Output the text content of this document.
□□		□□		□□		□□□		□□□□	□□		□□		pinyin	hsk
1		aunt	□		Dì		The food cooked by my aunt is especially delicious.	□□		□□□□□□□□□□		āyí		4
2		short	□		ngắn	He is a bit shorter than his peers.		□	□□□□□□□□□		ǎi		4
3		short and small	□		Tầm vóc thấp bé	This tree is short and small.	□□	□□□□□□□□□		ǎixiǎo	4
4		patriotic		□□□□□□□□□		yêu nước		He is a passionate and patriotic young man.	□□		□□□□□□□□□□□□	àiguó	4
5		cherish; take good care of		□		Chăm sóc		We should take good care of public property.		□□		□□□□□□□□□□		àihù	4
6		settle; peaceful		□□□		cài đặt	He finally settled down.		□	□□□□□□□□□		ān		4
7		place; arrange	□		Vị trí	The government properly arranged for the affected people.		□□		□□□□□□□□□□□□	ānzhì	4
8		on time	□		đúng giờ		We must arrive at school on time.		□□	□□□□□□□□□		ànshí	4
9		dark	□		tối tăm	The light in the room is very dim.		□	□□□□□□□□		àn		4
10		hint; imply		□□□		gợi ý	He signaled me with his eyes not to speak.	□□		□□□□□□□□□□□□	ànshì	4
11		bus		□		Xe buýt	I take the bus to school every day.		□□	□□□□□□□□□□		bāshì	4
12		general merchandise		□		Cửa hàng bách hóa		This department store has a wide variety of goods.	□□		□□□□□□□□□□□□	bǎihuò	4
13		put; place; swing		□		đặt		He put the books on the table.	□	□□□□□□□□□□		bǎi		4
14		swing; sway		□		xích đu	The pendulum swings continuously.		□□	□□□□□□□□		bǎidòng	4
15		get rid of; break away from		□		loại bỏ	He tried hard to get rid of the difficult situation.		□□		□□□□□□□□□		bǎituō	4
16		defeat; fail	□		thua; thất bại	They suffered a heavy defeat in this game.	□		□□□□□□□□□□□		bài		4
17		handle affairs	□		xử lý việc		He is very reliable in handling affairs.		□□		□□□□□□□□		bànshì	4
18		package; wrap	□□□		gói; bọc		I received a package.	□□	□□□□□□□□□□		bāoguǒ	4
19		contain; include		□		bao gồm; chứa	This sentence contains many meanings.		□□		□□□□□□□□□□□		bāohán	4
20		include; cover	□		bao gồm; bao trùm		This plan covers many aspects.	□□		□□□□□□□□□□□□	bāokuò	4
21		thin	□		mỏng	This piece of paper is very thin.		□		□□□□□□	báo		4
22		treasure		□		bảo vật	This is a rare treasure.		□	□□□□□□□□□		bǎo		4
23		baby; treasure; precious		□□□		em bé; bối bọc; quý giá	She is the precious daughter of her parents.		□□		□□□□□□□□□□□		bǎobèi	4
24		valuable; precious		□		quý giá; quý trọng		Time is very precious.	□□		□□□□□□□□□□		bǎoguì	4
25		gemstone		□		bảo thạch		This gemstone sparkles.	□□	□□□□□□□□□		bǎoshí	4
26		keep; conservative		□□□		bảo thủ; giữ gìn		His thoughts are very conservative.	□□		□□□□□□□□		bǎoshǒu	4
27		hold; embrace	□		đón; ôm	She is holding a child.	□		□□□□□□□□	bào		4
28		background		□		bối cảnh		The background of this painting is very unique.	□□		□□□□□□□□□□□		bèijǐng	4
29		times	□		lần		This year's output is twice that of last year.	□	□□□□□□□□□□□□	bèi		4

────────

EXERCISE AIM => Your answer should be a single number: the count of lines holding the word "place".

ANSWER TO THE EXERCISE => 2